Instructions to follow
Give the number of lines holding the string "will" and nothing more.

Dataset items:

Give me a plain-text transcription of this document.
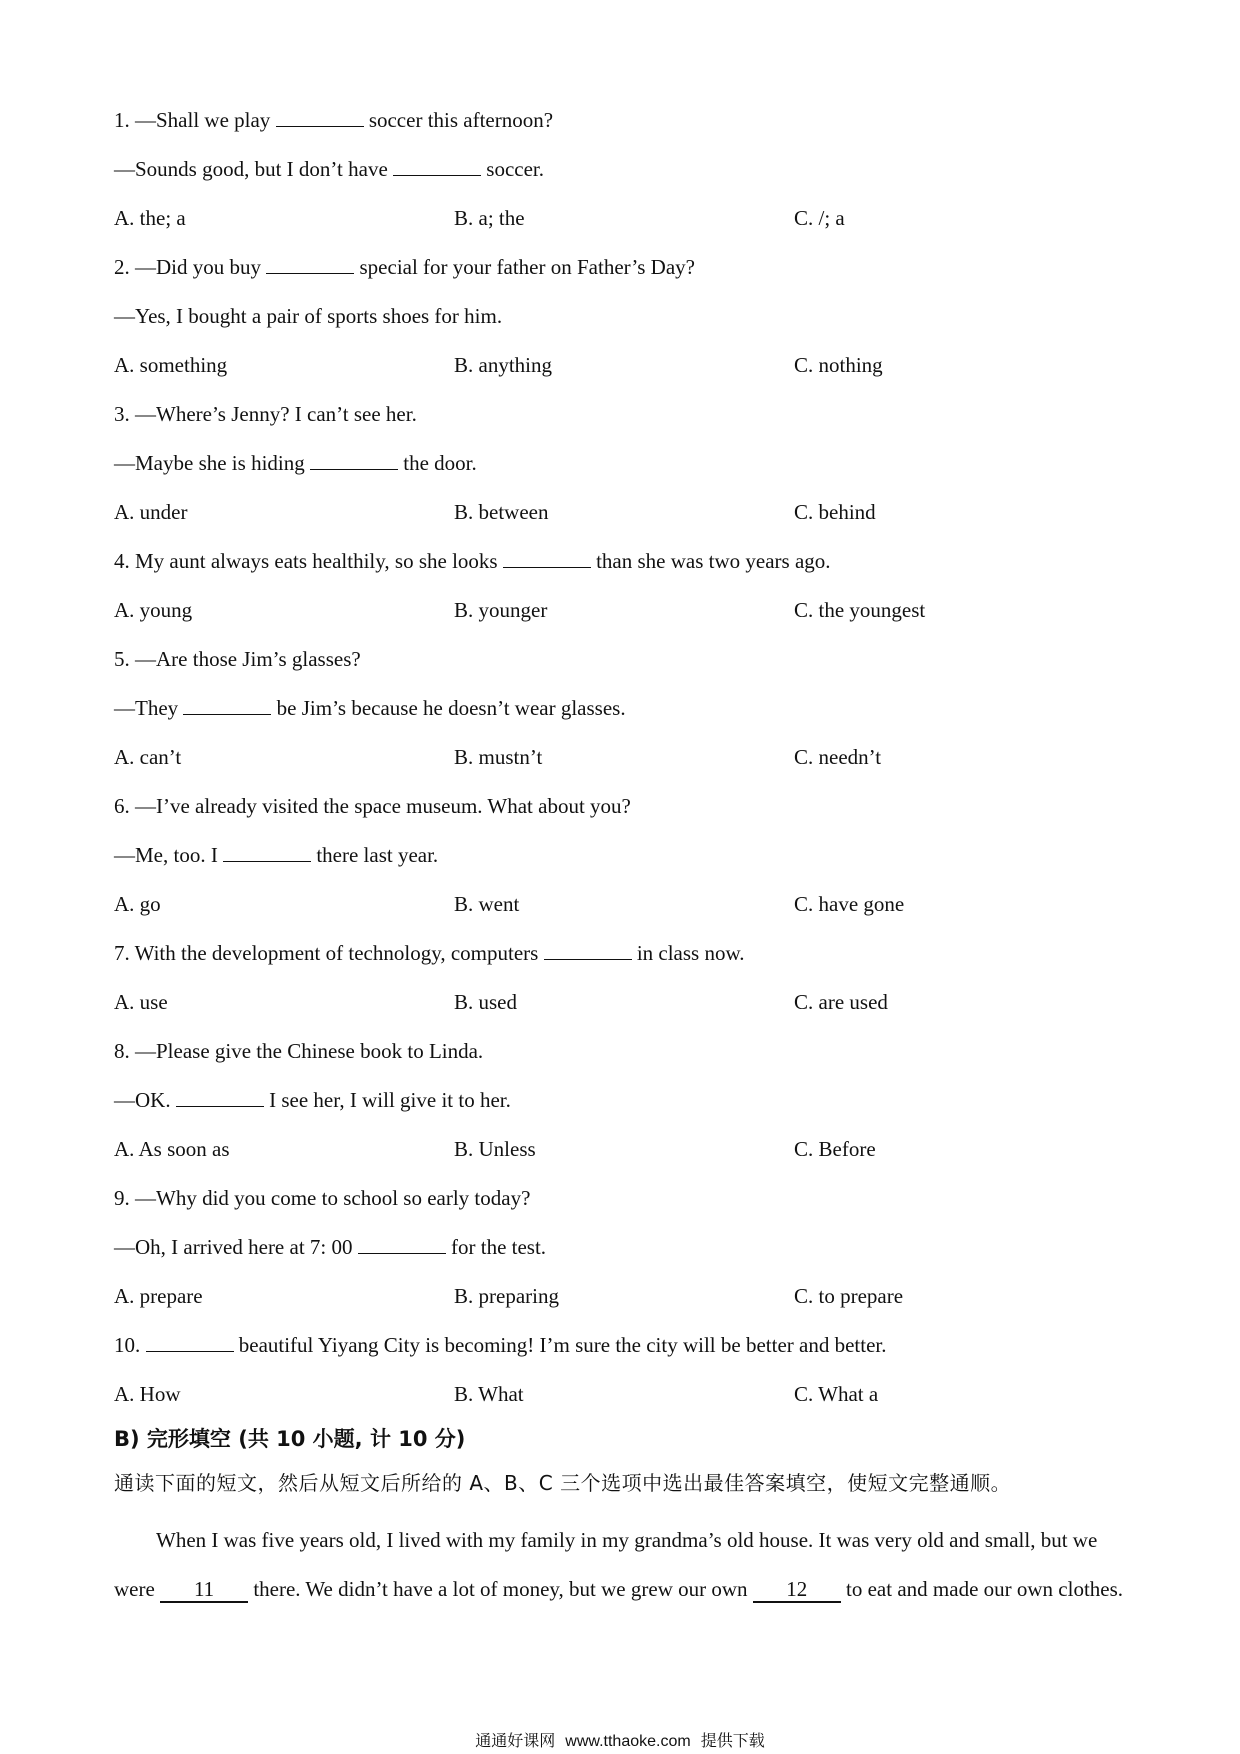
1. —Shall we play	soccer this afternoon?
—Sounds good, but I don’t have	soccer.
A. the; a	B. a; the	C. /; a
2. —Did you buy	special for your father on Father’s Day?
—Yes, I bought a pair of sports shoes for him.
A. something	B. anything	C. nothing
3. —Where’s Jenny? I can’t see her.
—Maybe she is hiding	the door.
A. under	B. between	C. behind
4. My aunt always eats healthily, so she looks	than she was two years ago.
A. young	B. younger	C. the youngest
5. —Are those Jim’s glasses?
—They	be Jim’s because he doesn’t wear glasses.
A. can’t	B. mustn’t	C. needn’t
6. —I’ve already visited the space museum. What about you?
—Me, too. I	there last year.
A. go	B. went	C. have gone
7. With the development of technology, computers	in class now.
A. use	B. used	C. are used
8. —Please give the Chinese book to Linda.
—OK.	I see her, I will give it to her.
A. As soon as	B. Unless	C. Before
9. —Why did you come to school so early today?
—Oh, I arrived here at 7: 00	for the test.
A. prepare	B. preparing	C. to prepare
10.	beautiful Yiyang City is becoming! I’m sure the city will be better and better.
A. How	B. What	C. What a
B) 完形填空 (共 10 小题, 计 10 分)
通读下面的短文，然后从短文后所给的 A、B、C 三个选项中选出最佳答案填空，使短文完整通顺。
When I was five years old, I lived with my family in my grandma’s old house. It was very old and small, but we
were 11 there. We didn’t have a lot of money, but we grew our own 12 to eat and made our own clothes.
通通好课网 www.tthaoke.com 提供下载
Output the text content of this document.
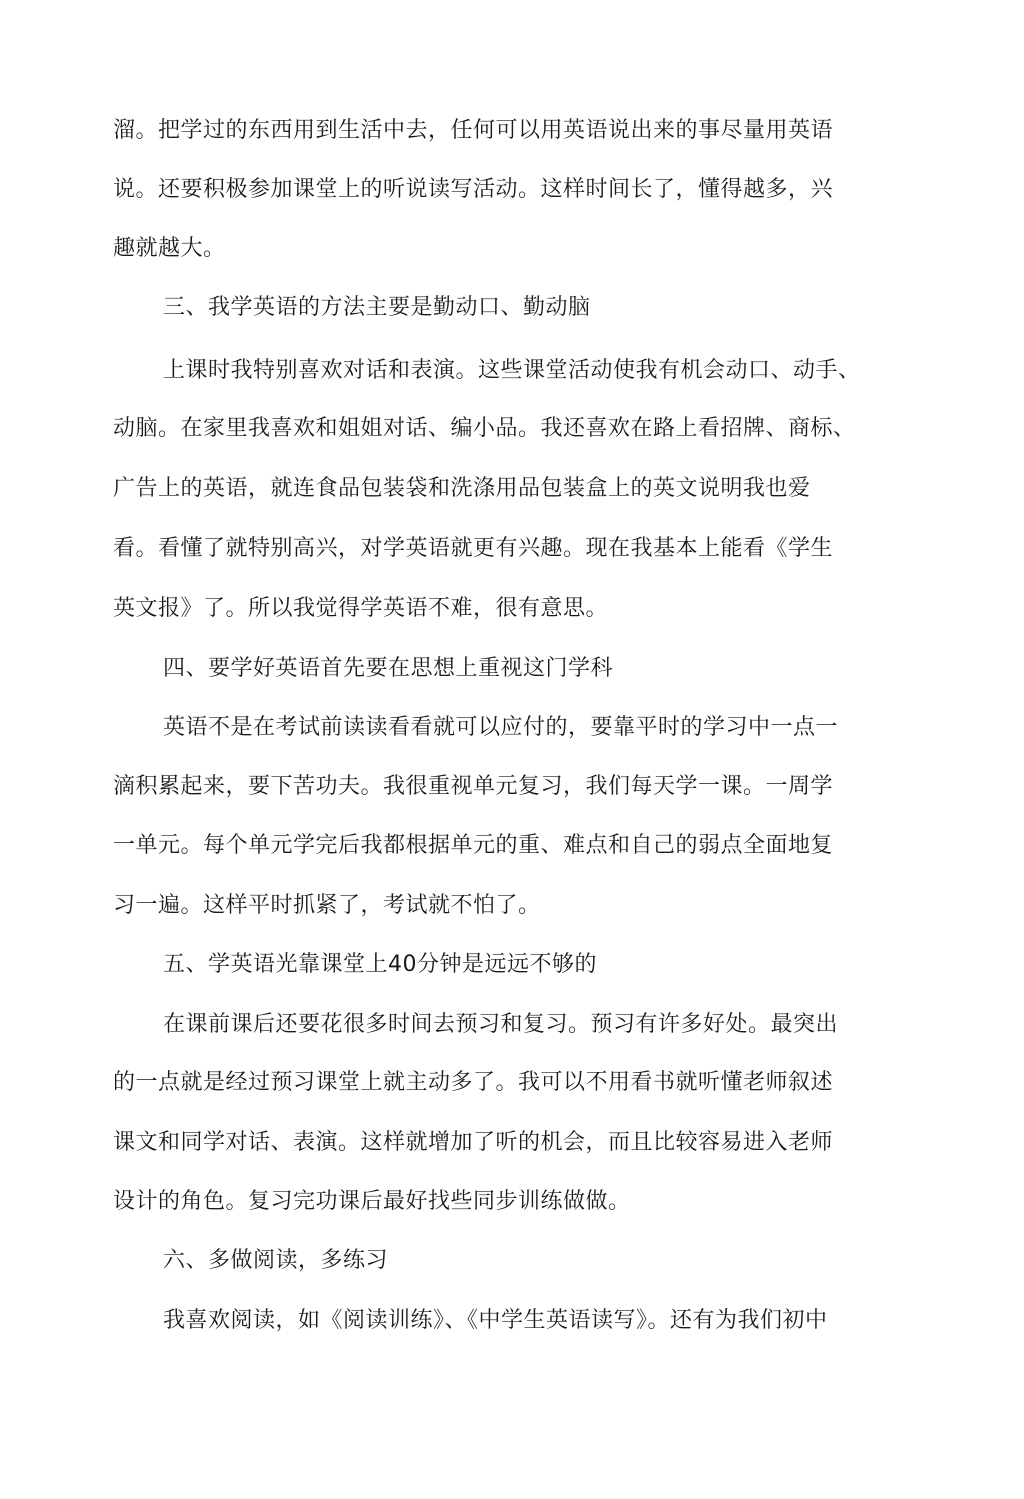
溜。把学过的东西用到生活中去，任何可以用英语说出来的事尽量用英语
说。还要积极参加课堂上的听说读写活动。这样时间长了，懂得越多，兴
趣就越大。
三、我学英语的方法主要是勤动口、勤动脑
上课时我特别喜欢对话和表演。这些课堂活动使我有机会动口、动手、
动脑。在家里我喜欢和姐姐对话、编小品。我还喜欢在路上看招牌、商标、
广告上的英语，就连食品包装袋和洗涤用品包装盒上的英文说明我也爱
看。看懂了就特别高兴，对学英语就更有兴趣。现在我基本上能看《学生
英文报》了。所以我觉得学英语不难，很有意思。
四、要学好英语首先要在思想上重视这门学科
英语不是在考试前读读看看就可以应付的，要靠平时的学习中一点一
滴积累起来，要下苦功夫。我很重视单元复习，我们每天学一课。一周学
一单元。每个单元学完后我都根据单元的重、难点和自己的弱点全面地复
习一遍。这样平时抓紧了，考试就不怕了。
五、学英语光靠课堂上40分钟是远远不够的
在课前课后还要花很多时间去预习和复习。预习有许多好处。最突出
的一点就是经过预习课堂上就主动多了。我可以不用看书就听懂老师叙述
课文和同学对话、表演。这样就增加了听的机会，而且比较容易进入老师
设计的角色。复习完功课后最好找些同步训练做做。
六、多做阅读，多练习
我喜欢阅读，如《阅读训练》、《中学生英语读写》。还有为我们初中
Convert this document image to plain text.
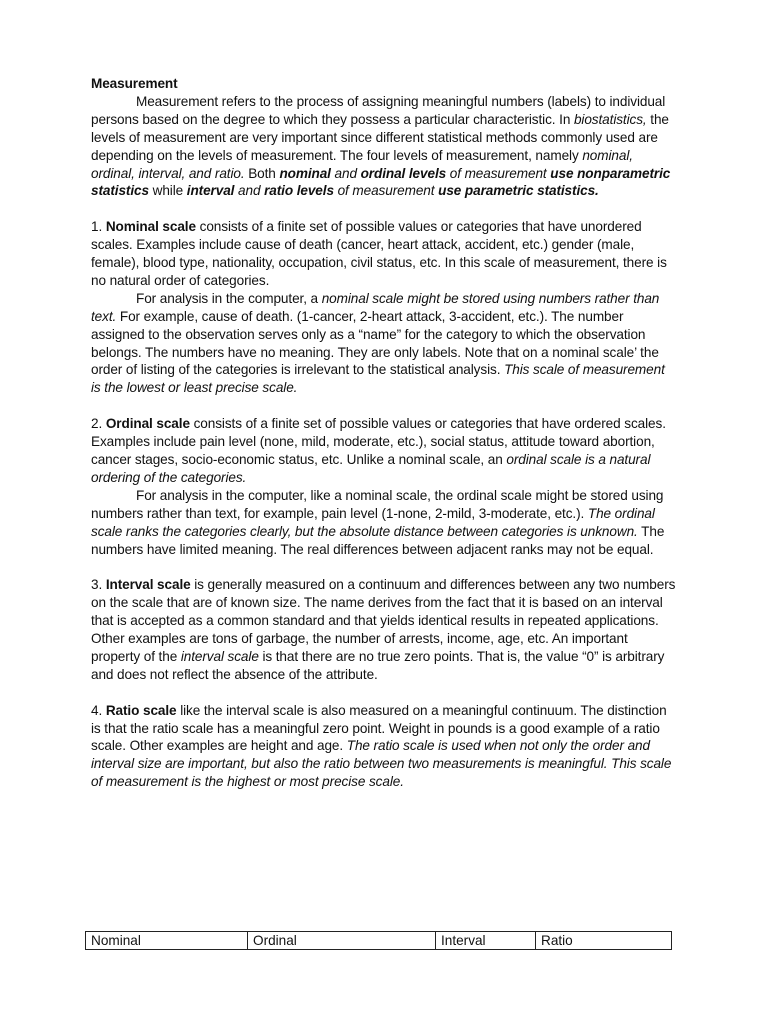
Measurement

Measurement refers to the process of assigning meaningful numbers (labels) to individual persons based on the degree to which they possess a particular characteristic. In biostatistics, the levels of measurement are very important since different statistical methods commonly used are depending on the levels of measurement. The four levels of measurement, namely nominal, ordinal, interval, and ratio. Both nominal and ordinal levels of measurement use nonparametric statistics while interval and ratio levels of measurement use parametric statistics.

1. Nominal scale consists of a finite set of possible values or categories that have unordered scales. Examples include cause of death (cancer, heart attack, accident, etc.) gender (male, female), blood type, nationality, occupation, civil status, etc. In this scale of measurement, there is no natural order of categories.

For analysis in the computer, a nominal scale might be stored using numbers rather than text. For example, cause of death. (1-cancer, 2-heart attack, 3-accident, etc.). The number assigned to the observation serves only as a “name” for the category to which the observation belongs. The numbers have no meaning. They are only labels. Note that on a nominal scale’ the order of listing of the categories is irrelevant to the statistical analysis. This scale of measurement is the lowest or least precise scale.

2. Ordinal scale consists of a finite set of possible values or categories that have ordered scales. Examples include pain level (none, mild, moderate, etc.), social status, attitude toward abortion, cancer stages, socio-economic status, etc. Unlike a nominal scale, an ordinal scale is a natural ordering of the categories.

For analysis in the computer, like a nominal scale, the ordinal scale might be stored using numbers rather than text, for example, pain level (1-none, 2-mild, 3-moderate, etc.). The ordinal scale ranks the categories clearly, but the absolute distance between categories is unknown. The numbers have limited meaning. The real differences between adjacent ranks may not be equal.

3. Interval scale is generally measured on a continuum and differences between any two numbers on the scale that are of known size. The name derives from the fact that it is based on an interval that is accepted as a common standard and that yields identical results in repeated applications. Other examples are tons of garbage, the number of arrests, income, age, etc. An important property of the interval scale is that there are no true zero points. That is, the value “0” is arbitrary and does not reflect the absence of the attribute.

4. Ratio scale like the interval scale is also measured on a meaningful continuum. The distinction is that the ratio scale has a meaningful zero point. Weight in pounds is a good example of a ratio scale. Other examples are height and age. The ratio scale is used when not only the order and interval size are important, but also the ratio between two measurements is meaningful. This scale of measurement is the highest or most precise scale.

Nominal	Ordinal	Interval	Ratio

Result below
2